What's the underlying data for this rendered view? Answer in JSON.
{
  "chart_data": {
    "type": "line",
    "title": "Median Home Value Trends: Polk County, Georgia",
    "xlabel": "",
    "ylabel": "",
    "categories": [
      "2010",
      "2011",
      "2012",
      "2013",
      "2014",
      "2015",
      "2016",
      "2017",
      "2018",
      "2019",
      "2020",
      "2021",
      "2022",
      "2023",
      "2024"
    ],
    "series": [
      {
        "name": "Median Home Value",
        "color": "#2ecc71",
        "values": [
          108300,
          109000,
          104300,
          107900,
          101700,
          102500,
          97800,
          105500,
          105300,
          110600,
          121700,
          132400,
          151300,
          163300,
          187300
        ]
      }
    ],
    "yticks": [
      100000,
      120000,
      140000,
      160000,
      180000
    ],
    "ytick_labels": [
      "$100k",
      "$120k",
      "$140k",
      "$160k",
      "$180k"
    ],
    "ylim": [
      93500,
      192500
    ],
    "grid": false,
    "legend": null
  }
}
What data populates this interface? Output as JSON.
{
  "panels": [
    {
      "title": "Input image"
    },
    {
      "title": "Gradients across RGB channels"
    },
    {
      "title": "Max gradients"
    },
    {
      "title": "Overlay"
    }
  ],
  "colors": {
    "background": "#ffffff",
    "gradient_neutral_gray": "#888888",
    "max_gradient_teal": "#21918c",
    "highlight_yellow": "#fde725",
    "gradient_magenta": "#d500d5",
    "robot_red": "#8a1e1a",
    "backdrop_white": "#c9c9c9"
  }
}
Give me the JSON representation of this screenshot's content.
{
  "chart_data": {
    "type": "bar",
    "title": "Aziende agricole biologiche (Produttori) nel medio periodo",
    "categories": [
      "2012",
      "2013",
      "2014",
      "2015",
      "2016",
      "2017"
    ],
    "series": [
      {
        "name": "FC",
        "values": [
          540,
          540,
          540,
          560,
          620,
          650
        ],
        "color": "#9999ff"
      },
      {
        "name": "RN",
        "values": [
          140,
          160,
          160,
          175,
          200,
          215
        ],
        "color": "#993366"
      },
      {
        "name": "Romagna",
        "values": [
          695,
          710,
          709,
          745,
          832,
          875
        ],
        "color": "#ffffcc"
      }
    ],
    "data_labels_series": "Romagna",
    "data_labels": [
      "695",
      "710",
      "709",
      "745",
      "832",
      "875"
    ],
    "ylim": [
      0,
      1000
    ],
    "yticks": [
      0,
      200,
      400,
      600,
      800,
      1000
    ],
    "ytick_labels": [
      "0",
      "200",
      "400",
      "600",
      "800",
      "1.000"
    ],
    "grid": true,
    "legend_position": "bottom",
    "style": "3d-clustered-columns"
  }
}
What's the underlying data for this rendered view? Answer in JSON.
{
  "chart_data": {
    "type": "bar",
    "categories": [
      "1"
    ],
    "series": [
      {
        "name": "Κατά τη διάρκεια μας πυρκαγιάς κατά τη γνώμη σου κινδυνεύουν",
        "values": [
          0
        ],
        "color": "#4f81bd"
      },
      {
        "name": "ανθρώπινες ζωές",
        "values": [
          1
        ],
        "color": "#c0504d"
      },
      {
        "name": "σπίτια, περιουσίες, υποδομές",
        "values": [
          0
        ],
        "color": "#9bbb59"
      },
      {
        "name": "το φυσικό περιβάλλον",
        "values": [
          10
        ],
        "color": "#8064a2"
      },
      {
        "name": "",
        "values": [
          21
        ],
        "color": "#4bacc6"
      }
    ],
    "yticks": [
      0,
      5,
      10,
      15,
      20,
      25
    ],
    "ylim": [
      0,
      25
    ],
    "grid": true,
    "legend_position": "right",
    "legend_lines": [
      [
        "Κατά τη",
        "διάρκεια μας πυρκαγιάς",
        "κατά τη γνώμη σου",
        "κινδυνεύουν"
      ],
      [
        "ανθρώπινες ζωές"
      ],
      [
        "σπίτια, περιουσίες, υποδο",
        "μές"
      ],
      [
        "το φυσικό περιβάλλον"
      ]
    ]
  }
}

> _Exercise brief_
Copy each record from above exactly, and include every line.

> _Problem solution_
What's the underlying data for this rendered view? Answer in JSON.
{
  "chart_data": {
    "type": "line",
    "title": "Median Home Value Trends: Polk County, Georgia",
    "xlabel": "",
    "ylabel": "",
    "categories": [
      "2010",
      "2011",
      "2012",
      "2013",
      "2014",
      "2015",
      "2016",
      "2017",
      "2018",
      "2019",
      "2020",
      "2021",
      "2022",
      "2023",
      "2024"
    ],
    "series": [
      {
        "name": "Median Home Value",
        "color": "#2ecc71",
        "values": [
          108300,
          109000,
          104300,
          107900,
          101700,
          102500,
          97800,
          105500,
          105300,
          110600,
          121700,
          132400,
          151300,
          163300,
          187300
        ]
      }
    ],
    "yticks": [
      100000,
      120000,
      140000,
      160000,
      180000
    ],
    "ytick_labels": [
      "$100k",
      "$120k",
      "$140k",
      "$160k",
      "$180k"
    ],
    "ylim": [
      93500,
      192500
    ],
    "grid": false,
    "legend": null
  }
}
What data populates this interface? Output as JSON.
{
  "panels": [
    {
      "title": "Input image"
    },
    {
      "title": "Gradients across RGB channels"
    },
    {
      "title": "Max gradients"
    },
    {
      "title": "Overlay"
    }
  ],
  "colors": {
    "background": "#ffffff",
    "gradient_neutral_gray": "#888888",
    "max_gradient_teal": "#21918c",
    "highlight_yellow": "#fde725",
    "gradient_magenta": "#d500d5",
    "robot_red": "#8a1e1a",
    "backdrop_white": "#c9c9c9"
  }
}
Give me the JSON representation of this screenshot's content.
{
  "chart_data": {
    "type": "bar",
    "title": "Aziende agricole biologiche (Produttori) nel medio periodo",
    "categories": [
      "2012",
      "2013",
      "2014",
      "2015",
      "2016",
      "2017"
    ],
    "series": [
      {
        "name": "FC",
        "values": [
          540,
          540,
          540,
          560,
          620,
          650
        ],
        "color": "#9999ff"
      },
      {
        "name": "RN",
        "values": [
          140,
          160,
          160,
          175,
          200,
          215
        ],
        "color": "#993366"
      },
      {
        "name": "Romagna",
        "values": [
          695,
          710,
          709,
          745,
          832,
          875
        ],
        "color": "#ffffcc"
      }
    ],
    "data_labels_series": "Romagna",
    "data_labels": [
      "695",
      "710",
      "709",
      "745",
      "832",
      "875"
    ],
    "ylim": [
      0,
      1000
    ],
    "yticks": [
      0,
      200,
      400,
      600,
      800,
      1000
    ],
    "ytick_labels": [
      "0",
      "200",
      "400",
      "600",
      "800",
      "1.000"
    ],
    "grid": true,
    "legend_position": "bottom",
    "style": "3d-clustered-columns"
  }
}
What's the underlying data for this rendered view? Answer in JSON.
{
  "chart_data": {
    "type": "bar",
    "categories": [
      "1"
    ],
    "series": [
      {
        "name": "Κατά τη διάρκεια μας πυρκαγιάς κατά τη γνώμη σου κινδυνεύουν",
        "values": [
          0
        ],
        "color": "#4f81bd"
      },
      {
        "name": "ανθρώπινες ζωές",
        "values": [
          1
        ],
        "color": "#c0504d"
      },
      {
        "name": "σπίτια, περιουσίες, υποδομές",
        "values": [
          0
        ],
        "color": "#9bbb59"
      },
      {
        "name": "το φυσικό περιβάλλον",
        "values": [
          10
        ],
        "color": "#8064a2"
      },
      {
        "name": "",
        "values": [
          21
        ],
        "color": "#4bacc6"
      }
    ],
    "yticks": [
      0,
      5,
      10,
      15,
      20,
      25
    ],
    "ylim": [
      0,
      25
    ],
    "grid": true,
    "legend_position": "right",
    "legend_lines": [
      [
        "Κατά τη",
        "διάρκεια μας πυρκαγιάς",
        "κατά τη γνώμη σου",
        "κινδυνεύουν"
      ],
      [
        "ανθρώπινες ζωές"
      ],
      [
        "σπίτια, περιουσίες, υποδο",
        "μές"
      ],
      [
        "το φυσικό περιβάλλον"
      ]
    ]
  }
}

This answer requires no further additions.